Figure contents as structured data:
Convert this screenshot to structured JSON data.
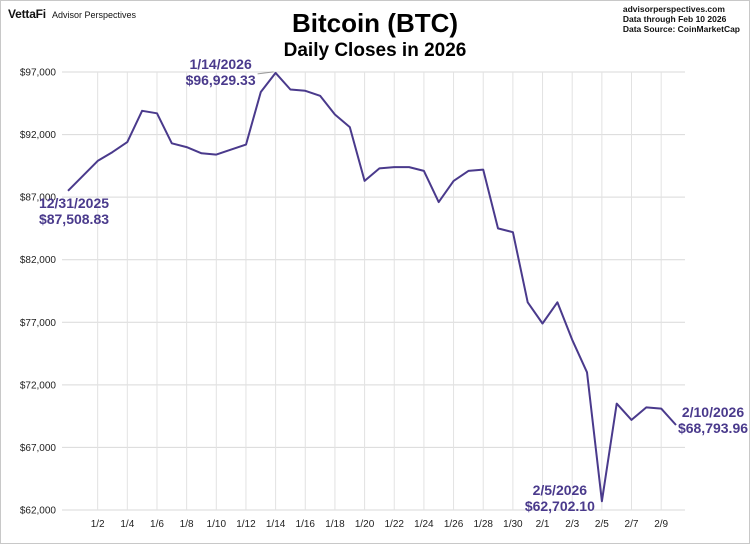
{
  "header": {
    "logo": "VettaFi",
    "logo_sub": "Advisor Perspectives",
    "source_lines": [
      "advisorperspectives.com",
      "Data through Feb 10 2026",
      "Data Source: CoinMarketCap"
    ]
  },
  "line_color": "#4a3a8c",
  "chart_data": {
    "type": "line",
    "title": "Bitcoin (BTC)",
    "subtitle": "Daily Closes in 2026",
    "xlabel": "",
    "ylabel": "",
    "ylim": [
      62000,
      97000
    ],
    "yticks": [
      62000,
      67000,
      72000,
      77000,
      82000,
      87000,
      92000,
      97000
    ],
    "ytick_labels": [
      "$62,000",
      "$67,000",
      "$72,000",
      "$77,000",
      "$82,000",
      "$87,000",
      "$92,000",
      "$97,000"
    ],
    "xtick_labels": [
      "1/2",
      "1/4",
      "1/6",
      "1/8",
      "1/10",
      "1/12",
      "1/14",
      "1/16",
      "1/18",
      "1/20",
      "1/22",
      "1/24",
      "1/26",
      "1/28",
      "1/30",
      "2/1",
      "2/3",
      "2/5",
      "2/7",
      "2/9"
    ],
    "xtick_indices": [
      2,
      4,
      6,
      8,
      10,
      12,
      14,
      16,
      18,
      20,
      22,
      24,
      26,
      28,
      30,
      32,
      34,
      36,
      38,
      40
    ],
    "grid": true,
    "series": [
      {
        "name": "",
        "dates": [
          "12/31",
          "1/1",
          "1/2",
          "1/3",
          "1/4",
          "1/5",
          "1/6",
          "1/7",
          "1/8",
          "1/9",
          "1/10",
          "1/11",
          "1/12",
          "1/13",
          "1/14",
          "1/15",
          "1/16",
          "1/17",
          "1/18",
          "1/19",
          "1/20",
          "1/21",
          "1/22",
          "1/23",
          "1/24",
          "1/25",
          "1/26",
          "1/27",
          "1/28",
          "1/29",
          "1/30",
          "1/31",
          "2/1",
          "2/2",
          "2/3",
          "2/4",
          "2/5",
          "2/6",
          "2/7",
          "2/8",
          "2/9",
          "2/10"
        ],
        "values": [
          87508.83,
          88700,
          89900,
          90600,
          91400,
          93900,
          93700,
          91300,
          91000,
          90500,
          90400,
          90800,
          91200,
          95400,
          96929.33,
          95600,
          95500,
          95100,
          93600,
          92600,
          88300,
          89300,
          89400,
          89400,
          89100,
          86600,
          88300,
          89100,
          89200,
          84500,
          84200,
          78600,
          76900,
          78600,
          75600,
          73000,
          62702.1,
          70500,
          69200,
          70200,
          70100,
          68793.96
        ]
      }
    ],
    "annotations": [
      {
        "label_date": "12/31/2025",
        "label_value": "$87,508.83"
      },
      {
        "label_date": "1/14/2026",
        "label_value": "$96,929.33"
      },
      {
        "label_date": "2/5/2026",
        "label_value": "$62,702.10"
      },
      {
        "label_date": "2/10/2026",
        "label_value": "$68,793.96"
      }
    ]
  }
}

Written problem:
Repeat verbatim all the material, but not the pictures.

Answer below:
Convert this screenshot to structured JSON data.
{
  "header": {
    "logo": "VettaFi",
    "logo_sub": "Advisor Perspectives",
    "source_lines": [
      "advisorperspectives.com",
      "Data through Feb 10 2026",
      "Data Source: CoinMarketCap"
    ]
  },
  "line_color": "#4a3a8c",
  "chart_data": {
    "type": "line",
    "title": "Bitcoin (BTC)",
    "subtitle": "Daily Closes in 2026",
    "xlabel": "",
    "ylabel": "",
    "ylim": [
      62000,
      97000
    ],
    "yticks": [
      62000,
      67000,
      72000,
      77000,
      82000,
      87000,
      92000,
      97000
    ],
    "ytick_labels": [
      "$62,000",
      "$67,000",
      "$72,000",
      "$77,000",
      "$82,000",
      "$87,000",
      "$92,000",
      "$97,000"
    ],
    "xtick_labels": [
      "1/2",
      "1/4",
      "1/6",
      "1/8",
      "1/10",
      "1/12",
      "1/14",
      "1/16",
      "1/18",
      "1/20",
      "1/22",
      "1/24",
      "1/26",
      "1/28",
      "1/30",
      "2/1",
      "2/3",
      "2/5",
      "2/7",
      "2/9"
    ],
    "xtick_indices": [
      2,
      4,
      6,
      8,
      10,
      12,
      14,
      16,
      18,
      20,
      22,
      24,
      26,
      28,
      30,
      32,
      34,
      36,
      38,
      40
    ],
    "grid": true,
    "series": [
      {
        "name": "",
        "dates": [
          "12/31",
          "1/1",
          "1/2",
          "1/3",
          "1/4",
          "1/5",
          "1/6",
          "1/7",
          "1/8",
          "1/9",
          "1/10",
          "1/11",
          "1/12",
          "1/13",
          "1/14",
          "1/15",
          "1/16",
          "1/17",
          "1/18",
          "1/19",
          "1/20",
          "1/21",
          "1/22",
          "1/23",
          "1/24",
          "1/25",
          "1/26",
          "1/27",
          "1/28",
          "1/29",
          "1/30",
          "1/31",
          "2/1",
          "2/2",
          "2/3",
          "2/4",
          "2/5",
          "2/6",
          "2/7",
          "2/8",
          "2/9",
          "2/10"
        ],
        "values": [
          87508.83,
          88700,
          89900,
          90600,
          91400,
          93900,
          93700,
          91300,
          91000,
          90500,
          90400,
          90800,
          91200,
          95400,
          96929.33,
          95600,
          95500,
          95100,
          93600,
          92600,
          88300,
          89300,
          89400,
          89400,
          89100,
          86600,
          88300,
          89100,
          89200,
          84500,
          84200,
          78600,
          76900,
          78600,
          75600,
          73000,
          62702.1,
          70500,
          69200,
          70200,
          70100,
          68793.96
        ]
      }
    ],
    "annotations": [
      {
        "label_date": "12/31/2025",
        "label_value": "$87,508.83"
      },
      {
        "label_date": "1/14/2026",
        "label_value": "$96,929.33"
      },
      {
        "label_date": "2/5/2026",
        "label_value": "$62,702.10"
      },
      {
        "label_date": "2/10/2026",
        "label_value": "$68,793.96"
      }
    ]
  }
}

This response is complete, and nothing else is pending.